What you need to do ▸ All entries are to be given again verbatim.

[Extracted records]
══════════

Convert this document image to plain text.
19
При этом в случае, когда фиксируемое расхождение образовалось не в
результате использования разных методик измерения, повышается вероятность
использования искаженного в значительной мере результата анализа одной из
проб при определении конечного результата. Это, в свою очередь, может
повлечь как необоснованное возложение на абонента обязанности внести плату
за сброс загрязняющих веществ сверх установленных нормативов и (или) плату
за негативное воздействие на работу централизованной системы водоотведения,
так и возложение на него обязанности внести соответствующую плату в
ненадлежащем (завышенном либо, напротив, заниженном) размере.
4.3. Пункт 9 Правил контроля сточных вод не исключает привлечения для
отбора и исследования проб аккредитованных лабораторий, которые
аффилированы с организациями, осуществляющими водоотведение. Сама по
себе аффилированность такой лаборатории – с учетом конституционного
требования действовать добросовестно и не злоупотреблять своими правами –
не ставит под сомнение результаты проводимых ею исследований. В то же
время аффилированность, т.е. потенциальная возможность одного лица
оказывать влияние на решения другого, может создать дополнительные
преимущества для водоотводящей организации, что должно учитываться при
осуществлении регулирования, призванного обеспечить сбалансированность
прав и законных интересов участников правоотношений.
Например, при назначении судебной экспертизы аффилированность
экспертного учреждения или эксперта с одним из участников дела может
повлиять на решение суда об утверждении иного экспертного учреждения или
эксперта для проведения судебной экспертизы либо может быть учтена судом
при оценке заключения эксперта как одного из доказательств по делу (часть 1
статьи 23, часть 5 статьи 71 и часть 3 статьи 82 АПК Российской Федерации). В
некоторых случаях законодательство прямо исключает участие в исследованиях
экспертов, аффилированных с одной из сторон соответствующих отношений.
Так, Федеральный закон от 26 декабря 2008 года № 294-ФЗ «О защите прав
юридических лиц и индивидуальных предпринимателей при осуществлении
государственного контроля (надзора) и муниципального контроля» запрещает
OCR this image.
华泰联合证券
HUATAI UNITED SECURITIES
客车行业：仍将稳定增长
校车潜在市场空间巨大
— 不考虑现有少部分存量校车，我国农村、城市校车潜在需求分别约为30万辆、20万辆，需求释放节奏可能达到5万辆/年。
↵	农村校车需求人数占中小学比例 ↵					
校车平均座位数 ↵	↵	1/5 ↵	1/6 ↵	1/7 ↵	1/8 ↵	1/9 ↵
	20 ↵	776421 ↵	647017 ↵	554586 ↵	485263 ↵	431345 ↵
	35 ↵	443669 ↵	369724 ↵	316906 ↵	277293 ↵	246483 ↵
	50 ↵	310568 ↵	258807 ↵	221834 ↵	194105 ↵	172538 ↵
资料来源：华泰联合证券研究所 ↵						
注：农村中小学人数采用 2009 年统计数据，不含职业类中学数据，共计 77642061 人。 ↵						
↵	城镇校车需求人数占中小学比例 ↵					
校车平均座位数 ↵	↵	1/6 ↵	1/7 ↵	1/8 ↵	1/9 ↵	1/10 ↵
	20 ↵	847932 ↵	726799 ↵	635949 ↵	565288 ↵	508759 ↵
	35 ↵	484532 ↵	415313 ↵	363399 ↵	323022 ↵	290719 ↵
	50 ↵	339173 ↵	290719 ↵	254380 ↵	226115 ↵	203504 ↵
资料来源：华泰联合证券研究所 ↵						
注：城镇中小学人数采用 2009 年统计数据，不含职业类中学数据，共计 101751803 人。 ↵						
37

══════════

Full answer ▸
Convert this document image to plain text.
19
При этом в случае, когда фиксируемое расхождение образовалось не в
результате использования разных методик измерения, повышается вероятность
использования искаженного в значительной мере результата анализа одной из
проб при определении конечного результата. Это, в свою очередь, может
повлечь как необоснованное возложение на абонента обязанности внести плату
за сброс загрязняющих веществ сверх установленных нормативов и (или) плату
за негативное воздействие на работу централизованной системы водоотведения,
так и возложение на него обязанности внести соответствующую плату в
ненадлежащем (завышенном либо, напротив, заниженном) размере.
4.3. Пункт 9 Правил контроля сточных вод не исключает привлечения для
отбора и исследования проб аккредитованных лабораторий, которые
аффилированы с организациями, осуществляющими водоотведение. Сама по
себе аффилированность такой лаборатории – с учетом конституционного
требования действовать добросовестно и не злоупотреблять своими правами –
не ставит под сомнение результаты проводимых ею исследований. В то же
время аффилированность, т.е. потенциальная возможность одного лица
оказывать влияние на решения другого, может создать дополнительные
преимущества для водоотводящей организации, что должно учитываться при
осуществлении регулирования, призванного обеспечить сбалансированность
прав и законных интересов участников правоотношений.
Например, при назначении судебной экспертизы аффилированность
экспертного учреждения или эксперта с одним из участников дела может
повлиять на решение суда об утверждении иного экспертного учреждения или
эксперта для проведения судебной экспертизы либо может быть учтена судом
при оценке заключения эксперта как одного из доказательств по делу (часть 1
статьи 23, часть 5 статьи 71 и часть 3 статьи 82 АПК Российской Федерации). В
некоторых случаях законодательство прямо исключает участие в исследованиях
экспертов, аффилированных с одной из сторон соответствующих отношений.
Так, Федеральный закон от 26 декабря 2008 года № 294-ФЗ «О защите прав
юридических лиц и индивидуальных предпринимателей при осуществлении
государственного контроля (надзора) и муниципального контроля» запрещает
OCR this image.
华泰联合证券
HUATAI UNITED SECURITIES
客车行业：仍将稳定增长
校车潜在市场空间巨大
— 不考虑现有少部分存量校车，我国农村、城市校车潜在需求分别约为30万辆、20万辆，需求释放节奏可能达到5万辆/年。
↵	农村校车需求人数占中小学比例 ↵					
校车平均座位数 ↵	↵	1/5 ↵	1/6 ↵	1/7 ↵	1/8 ↵	1/9 ↵
	20 ↵	776421 ↵	647017 ↵	554586 ↵	485263 ↵	431345 ↵
	35 ↵	443669 ↵	369724 ↵	316906 ↵	277293 ↵	246483 ↵
	50 ↵	310568 ↵	258807 ↵	221834 ↵	194105 ↵	172538 ↵
资料来源：华泰联合证券研究所 ↵						
注：农村中小学人数采用 2009 年统计数据，不含职业类中学数据，共计 77642061 人。 ↵						
↵	城镇校车需求人数占中小学比例 ↵					
校车平均座位数 ↵	↵	1/6 ↵	1/7 ↵	1/8 ↵	1/9 ↵	1/10 ↵
	20 ↵	847932 ↵	726799 ↵	635949 ↵	565288 ↵	508759 ↵
	35 ↵	484532 ↵	415313 ↵	363399 ↵	323022 ↵	290719 ↵
	50 ↵	339173 ↵	290719 ↵	254380 ↵	226115 ↵	203504 ↵
资料来源：华泰联合证券研究所 ↵						
注：城镇中小学人数采用 2009 年统计数据，不含职业类中学数据，共计 101751803 人。 ↵						
37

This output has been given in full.